> Given data:
────────

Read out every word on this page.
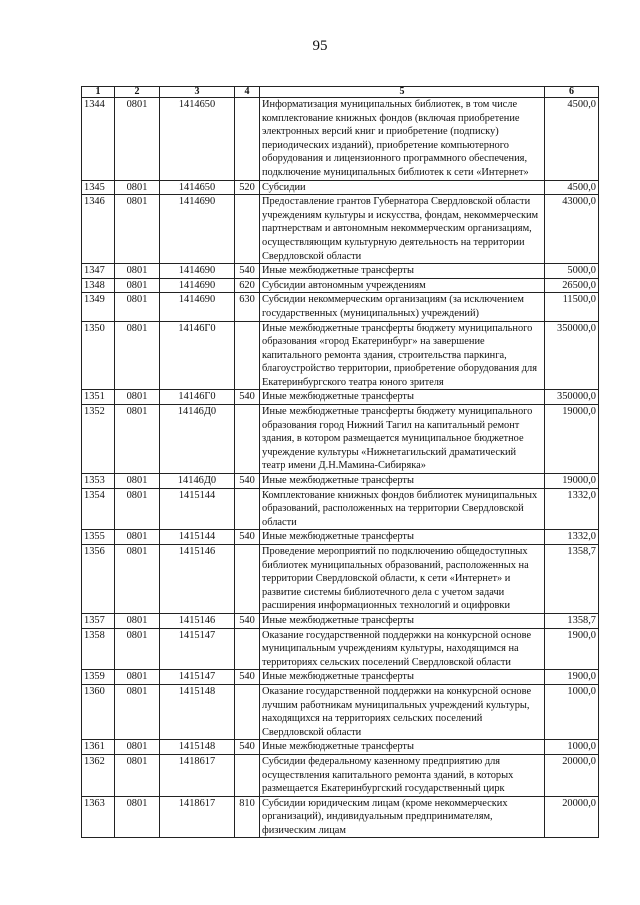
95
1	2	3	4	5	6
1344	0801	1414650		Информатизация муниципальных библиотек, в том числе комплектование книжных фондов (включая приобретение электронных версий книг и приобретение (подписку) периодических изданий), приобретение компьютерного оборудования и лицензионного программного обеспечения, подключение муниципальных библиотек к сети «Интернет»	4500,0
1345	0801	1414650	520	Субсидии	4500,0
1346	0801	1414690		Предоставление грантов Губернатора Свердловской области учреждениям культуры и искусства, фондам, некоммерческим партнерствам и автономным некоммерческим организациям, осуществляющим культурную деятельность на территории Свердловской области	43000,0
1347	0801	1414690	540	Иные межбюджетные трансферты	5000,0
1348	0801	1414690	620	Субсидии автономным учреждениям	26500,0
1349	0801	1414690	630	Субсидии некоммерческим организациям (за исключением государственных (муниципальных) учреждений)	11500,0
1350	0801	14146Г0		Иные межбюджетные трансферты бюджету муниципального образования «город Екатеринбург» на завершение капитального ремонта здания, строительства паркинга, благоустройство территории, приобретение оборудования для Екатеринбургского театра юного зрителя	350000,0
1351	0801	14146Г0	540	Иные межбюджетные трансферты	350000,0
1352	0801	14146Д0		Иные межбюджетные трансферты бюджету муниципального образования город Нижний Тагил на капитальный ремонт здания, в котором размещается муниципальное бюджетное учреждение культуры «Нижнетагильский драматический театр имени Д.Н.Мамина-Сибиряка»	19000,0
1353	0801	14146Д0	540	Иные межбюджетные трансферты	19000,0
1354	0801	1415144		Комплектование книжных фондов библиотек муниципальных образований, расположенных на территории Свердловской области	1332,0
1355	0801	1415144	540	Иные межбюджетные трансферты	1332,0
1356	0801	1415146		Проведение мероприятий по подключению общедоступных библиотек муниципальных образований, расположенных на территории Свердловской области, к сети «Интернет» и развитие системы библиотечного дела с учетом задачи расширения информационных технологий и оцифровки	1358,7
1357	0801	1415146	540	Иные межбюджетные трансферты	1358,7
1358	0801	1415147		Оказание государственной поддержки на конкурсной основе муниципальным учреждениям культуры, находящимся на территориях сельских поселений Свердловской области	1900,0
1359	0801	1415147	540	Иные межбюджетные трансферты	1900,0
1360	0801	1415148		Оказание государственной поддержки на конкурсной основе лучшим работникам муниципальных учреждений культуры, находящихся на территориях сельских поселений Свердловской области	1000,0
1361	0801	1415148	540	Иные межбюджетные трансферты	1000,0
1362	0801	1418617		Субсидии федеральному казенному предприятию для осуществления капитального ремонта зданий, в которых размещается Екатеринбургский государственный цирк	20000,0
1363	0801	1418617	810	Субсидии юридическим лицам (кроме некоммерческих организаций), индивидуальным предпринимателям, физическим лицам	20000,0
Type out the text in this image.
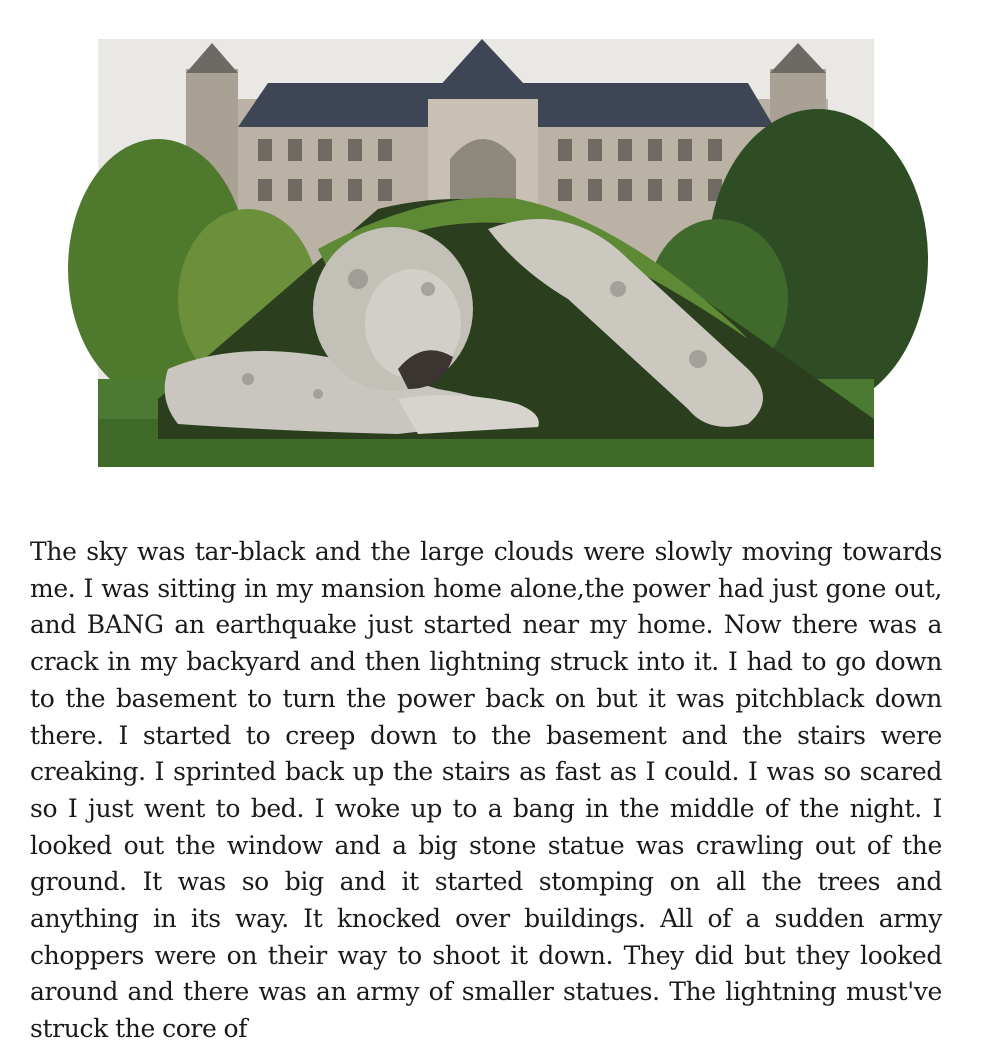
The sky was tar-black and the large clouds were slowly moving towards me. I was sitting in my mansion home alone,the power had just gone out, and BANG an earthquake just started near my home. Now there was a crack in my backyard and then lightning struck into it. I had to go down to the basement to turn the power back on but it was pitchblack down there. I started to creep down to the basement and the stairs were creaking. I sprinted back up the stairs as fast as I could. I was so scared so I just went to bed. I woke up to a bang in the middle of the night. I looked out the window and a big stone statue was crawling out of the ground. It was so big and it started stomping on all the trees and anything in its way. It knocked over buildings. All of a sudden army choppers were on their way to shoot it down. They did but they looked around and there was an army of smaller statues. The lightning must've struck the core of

────────

> Written exercise:
Go back to the records above and write them out exactly, without the pictures.

> Finished task:
Read out every word on this page.
95
1	2	3	4	5	6
1344	0801	1414650		Информатизация муниципальных библиотек, в том числе комплектование книжных фондов (включая приобретение электронных версий книг и приобретение (подписку) периодических изданий), приобретение компьютерного оборудования и лицензионного программного обеспечения, подключение муниципальных библиотек к сети «Интернет»	4500,0
1345	0801	1414650	520	Субсидии	4500,0
1346	0801	1414690		Предоставление грантов Губернатора Свердловской области учреждениям культуры и искусства, фондам, некоммерческим партнерствам и автономным некоммерческим организациям, осуществляющим культурную деятельность на территории Свердловской области	43000,0
1347	0801	1414690	540	Иные межбюджетные трансферты	5000,0
1348	0801	1414690	620	Субсидии автономным учреждениям	26500,0
1349	0801	1414690	630	Субсидии некоммерческим организациям (за исключением государственных (муниципальных) учреждений)	11500,0
1350	0801	14146Г0		Иные межбюджетные трансферты бюджету муниципального образования «город Екатеринбург» на завершение капитального ремонта здания, строительства паркинга, благоустройство территории, приобретение оборудования для Екатеринбургского театра юного зрителя	350000,0
1351	0801	14146Г0	540	Иные межбюджетные трансферты	350000,0
1352	0801	14146Д0		Иные межбюджетные трансферты бюджету муниципального образования город Нижний Тагил на капитальный ремонт здания, в котором размещается муниципальное бюджетное учреждение культуры «Нижнетагильский драматический театр имени Д.Н.Мамина-Сибиряка»	19000,0
1353	0801	14146Д0	540	Иные межбюджетные трансферты	19000,0
1354	0801	1415144		Комплектование книжных фондов библиотек муниципальных образований, расположенных на территории Свердловской области	1332,0
1355	0801	1415144	540	Иные межбюджетные трансферты	1332,0
1356	0801	1415146		Проведение мероприятий по подключению общедоступных библиотек муниципальных образований, расположенных на территории Свердловской области, к сети «Интернет» и развитие системы библиотечного дела с учетом задачи расширения информационных технологий и оцифровки	1358,7
1357	0801	1415146	540	Иные межбюджетные трансферты	1358,7
1358	0801	1415147		Оказание государственной поддержки на конкурсной основе муниципальным учреждениям культуры, находящимся на территориях сельских поселений Свердловской области	1900,0
1359	0801	1415147	540	Иные межбюджетные трансферты	1900,0
1360	0801	1415148		Оказание государственной поддержки на конкурсной основе лучшим работникам муниципальных учреждений культуры, находящихся на территориях сельских поселений Свердловской области	1000,0
1361	0801	1415148	540	Иные межбюджетные трансферты	1000,0
1362	0801	1418617		Субсидии федеральному казенному предприятию для осуществления капитального ремонта зданий, в которых размещается Екатеринбургский государственный цирк	20000,0
1363	0801	1418617	810	Субсидии юридическим лицам (кроме некоммерческих организаций), индивидуальным предпринимателям, физическим лицам	20000,0
Type out the text in this image.
The sky was tar-black and the large clouds were slowly moving towards me. I was sitting in my mansion home alone,the power had just gone out, and BANG an earthquake just started near my home. Now there was a crack in my backyard and then lightning struck into it. I had to go down to the basement to turn the power back on but it was pitchblack down there. I started to creep down to the basement and the stairs were creaking. I sprinted back up the stairs as fast as I could. I was so scared so I just went to bed. I woke up to a bang in the middle of the night. I looked out the window and a big stone statue was crawling out of the ground. It was so big and it started stomping on all the trees and anything in its way. It knocked over buildings. All of a sudden army choppers were on their way to shoot it down. They did but they looked around and there was an army of smaller statues. The lightning must've struck the core of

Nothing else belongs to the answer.